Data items
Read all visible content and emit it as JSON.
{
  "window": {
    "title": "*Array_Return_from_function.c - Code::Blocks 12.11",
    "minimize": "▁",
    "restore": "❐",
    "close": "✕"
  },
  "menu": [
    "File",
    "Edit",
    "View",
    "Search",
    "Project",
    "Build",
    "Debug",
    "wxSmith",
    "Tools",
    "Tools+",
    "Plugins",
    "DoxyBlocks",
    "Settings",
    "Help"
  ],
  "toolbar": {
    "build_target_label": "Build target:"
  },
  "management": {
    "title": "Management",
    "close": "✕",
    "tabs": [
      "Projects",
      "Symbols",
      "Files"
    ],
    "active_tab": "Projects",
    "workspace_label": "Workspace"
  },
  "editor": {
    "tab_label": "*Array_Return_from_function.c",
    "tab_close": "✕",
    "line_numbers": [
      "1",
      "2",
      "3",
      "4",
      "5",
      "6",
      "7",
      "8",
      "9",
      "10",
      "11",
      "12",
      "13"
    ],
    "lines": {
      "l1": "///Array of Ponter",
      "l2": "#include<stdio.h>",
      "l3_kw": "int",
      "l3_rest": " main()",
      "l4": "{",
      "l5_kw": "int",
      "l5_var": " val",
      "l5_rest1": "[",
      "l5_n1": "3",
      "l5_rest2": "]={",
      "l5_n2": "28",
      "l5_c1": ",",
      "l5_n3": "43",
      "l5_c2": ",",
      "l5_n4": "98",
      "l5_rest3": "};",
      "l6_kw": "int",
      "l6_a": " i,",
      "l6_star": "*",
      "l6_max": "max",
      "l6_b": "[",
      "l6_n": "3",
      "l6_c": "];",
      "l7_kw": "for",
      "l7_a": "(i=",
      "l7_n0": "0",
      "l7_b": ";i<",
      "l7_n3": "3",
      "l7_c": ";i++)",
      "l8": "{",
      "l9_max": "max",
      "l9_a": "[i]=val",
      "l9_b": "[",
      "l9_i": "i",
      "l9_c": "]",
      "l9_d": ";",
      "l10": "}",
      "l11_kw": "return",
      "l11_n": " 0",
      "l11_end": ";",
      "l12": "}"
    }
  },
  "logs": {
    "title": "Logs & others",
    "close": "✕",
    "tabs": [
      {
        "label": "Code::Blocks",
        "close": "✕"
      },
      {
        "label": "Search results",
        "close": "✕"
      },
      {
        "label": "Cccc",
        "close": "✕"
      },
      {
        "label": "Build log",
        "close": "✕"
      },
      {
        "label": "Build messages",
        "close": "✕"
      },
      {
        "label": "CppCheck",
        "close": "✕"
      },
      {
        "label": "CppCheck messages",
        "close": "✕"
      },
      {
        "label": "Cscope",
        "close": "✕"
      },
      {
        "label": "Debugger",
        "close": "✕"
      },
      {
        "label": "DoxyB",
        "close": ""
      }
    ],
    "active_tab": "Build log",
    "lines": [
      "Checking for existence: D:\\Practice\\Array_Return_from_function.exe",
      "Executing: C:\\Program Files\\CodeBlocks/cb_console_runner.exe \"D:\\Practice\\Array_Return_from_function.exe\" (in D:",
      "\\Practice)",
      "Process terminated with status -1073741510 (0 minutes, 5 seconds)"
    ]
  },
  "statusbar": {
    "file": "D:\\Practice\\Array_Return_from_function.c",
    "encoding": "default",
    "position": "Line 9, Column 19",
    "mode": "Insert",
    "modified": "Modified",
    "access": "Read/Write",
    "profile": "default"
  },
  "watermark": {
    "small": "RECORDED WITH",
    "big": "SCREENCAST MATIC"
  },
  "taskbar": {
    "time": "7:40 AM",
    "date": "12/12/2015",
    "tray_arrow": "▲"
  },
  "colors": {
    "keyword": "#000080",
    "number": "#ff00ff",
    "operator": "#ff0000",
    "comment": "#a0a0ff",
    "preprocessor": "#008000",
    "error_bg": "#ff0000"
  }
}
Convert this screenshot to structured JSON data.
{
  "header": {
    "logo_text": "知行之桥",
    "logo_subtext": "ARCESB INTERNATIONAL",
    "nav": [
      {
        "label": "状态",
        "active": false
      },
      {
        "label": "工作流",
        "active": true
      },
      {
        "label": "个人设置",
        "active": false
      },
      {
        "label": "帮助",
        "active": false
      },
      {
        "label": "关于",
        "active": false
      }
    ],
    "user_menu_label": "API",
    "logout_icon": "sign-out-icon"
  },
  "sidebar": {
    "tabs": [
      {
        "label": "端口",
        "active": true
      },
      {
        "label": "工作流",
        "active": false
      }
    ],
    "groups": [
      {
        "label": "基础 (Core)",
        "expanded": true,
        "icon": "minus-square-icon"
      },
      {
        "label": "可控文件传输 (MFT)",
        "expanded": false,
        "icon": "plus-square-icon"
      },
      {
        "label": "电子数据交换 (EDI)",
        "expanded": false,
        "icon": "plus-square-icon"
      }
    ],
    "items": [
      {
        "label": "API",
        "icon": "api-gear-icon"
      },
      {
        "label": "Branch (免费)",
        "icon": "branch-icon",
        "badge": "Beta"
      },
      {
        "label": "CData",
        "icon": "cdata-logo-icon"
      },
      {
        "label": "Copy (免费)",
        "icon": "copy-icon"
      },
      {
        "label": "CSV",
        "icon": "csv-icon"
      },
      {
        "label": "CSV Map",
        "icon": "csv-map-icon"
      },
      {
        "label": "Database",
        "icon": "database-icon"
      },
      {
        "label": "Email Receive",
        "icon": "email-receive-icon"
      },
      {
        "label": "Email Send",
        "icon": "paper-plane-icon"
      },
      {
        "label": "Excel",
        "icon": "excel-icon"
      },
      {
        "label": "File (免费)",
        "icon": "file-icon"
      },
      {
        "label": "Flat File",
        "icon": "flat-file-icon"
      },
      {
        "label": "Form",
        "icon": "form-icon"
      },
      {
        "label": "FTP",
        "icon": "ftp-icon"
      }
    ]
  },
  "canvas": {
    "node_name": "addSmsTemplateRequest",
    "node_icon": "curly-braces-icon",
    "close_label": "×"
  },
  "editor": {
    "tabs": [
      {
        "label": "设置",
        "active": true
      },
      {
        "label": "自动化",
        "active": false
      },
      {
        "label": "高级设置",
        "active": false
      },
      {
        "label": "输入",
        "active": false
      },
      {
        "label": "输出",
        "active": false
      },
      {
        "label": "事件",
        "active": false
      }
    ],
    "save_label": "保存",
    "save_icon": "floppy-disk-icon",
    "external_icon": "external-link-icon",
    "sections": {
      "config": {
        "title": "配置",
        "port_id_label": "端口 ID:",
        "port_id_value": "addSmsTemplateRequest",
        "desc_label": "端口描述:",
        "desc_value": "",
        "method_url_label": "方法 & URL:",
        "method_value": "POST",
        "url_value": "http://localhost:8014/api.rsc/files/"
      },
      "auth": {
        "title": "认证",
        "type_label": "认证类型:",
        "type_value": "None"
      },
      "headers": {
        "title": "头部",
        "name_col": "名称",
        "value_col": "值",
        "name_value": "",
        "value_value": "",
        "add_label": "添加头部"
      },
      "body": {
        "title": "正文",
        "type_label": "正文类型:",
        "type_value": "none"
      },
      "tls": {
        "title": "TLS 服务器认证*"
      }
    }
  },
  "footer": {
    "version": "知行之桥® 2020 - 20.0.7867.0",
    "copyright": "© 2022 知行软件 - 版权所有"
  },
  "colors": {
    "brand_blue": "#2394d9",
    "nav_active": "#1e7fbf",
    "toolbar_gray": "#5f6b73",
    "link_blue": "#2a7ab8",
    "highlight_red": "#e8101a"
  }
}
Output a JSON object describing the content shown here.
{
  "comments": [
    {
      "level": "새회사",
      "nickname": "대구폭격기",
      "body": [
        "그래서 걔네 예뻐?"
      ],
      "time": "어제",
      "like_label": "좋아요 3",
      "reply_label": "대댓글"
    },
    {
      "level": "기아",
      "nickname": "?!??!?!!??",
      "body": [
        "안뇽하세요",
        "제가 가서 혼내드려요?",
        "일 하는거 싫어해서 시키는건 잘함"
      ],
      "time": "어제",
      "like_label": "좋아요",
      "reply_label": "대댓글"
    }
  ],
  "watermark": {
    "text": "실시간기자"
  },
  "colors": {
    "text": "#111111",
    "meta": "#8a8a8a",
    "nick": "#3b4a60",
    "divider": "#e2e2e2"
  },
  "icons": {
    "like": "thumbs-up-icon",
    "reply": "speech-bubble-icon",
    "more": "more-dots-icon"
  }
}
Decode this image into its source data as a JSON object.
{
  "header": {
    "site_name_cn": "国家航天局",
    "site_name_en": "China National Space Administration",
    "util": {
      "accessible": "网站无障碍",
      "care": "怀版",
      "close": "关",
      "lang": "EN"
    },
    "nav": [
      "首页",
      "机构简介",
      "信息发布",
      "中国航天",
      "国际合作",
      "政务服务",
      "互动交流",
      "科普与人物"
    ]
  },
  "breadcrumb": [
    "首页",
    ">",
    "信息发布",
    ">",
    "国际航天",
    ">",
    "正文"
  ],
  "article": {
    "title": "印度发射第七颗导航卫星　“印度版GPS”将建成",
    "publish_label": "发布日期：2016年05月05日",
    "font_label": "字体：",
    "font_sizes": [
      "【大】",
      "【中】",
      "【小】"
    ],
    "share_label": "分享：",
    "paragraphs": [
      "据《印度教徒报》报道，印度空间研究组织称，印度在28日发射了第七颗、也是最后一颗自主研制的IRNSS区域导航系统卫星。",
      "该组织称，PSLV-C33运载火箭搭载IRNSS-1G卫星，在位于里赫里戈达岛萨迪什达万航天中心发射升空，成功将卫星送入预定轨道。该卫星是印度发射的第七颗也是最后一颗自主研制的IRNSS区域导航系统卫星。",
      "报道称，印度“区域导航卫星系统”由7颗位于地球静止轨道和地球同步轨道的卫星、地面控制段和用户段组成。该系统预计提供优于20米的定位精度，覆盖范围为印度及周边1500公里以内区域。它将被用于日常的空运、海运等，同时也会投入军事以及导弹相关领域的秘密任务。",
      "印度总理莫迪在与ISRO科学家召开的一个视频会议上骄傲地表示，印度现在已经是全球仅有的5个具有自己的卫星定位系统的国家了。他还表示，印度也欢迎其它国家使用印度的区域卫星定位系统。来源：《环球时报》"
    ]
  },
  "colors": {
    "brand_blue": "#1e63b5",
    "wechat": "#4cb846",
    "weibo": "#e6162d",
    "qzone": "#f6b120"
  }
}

## STATED EXERCISE
Locate the line that contains "Decode this image", then please quote it and every line after it to the end of the entries above, exactly and with nothing else.

## REPLY
Decode this image into its source data as a JSON object.
{
  "header": {
    "site_name_cn": "国家航天局",
    "site_name_en": "China National Space Administration",
    "util": {
      "accessible": "网站无障碍",
      "care": "怀版",
      "close": "关",
      "lang": "EN"
    },
    "nav": [
      "首页",
      "机构简介",
      "信息发布",
      "中国航天",
      "国际合作",
      "政务服务",
      "互动交流",
      "科普与人物"
    ]
  },
  "breadcrumb": [
    "首页",
    ">",
    "信息发布",
    ">",
    "国际航天",
    ">",
    "正文"
  ],
  "article": {
    "title": "印度发射第七颗导航卫星　“印度版GPS”将建成",
    "publish_label": "发布日期：2016年05月05日",
    "font_label": "字体：",
    "font_sizes": [
      "【大】",
      "【中】",
      "【小】"
    ],
    "share_label": "分享：",
    "paragraphs": [
      "据《印度教徒报》报道，印度空间研究组织称，印度在28日发射了第七颗、也是最后一颗自主研制的IRNSS区域导航系统卫星。",
      "该组织称，PSLV-C33运载火箭搭载IRNSS-1G卫星，在位于里赫里戈达岛萨迪什达万航天中心发射升空，成功将卫星送入预定轨道。该卫星是印度发射的第七颗也是最后一颗自主研制的IRNSS区域导航系统卫星。",
      "报道称，印度“区域导航卫星系统”由7颗位于地球静止轨道和地球同步轨道的卫星、地面控制段和用户段组成。该系统预计提供优于20米的定位精度，覆盖范围为印度及周边1500公里以内区域。它将被用于日常的空运、海运等，同时也会投入军事以及导弹相关领域的秘密任务。",
      "印度总理莫迪在与ISRO科学家召开的一个视频会议上骄傲地表示，印度现在已经是全球仅有的5个具有自己的卫星定位系统的国家了。他还表示，印度也欢迎其它国家使用印度的区域卫星定位系统。来源：《环球时报》"
    ]
  },
  "colors": {
    "brand_blue": "#1e63b5",
    "wechat": "#4cb846",
    "weibo": "#e6162d",
    "qzone": "#f6b120"
  }
}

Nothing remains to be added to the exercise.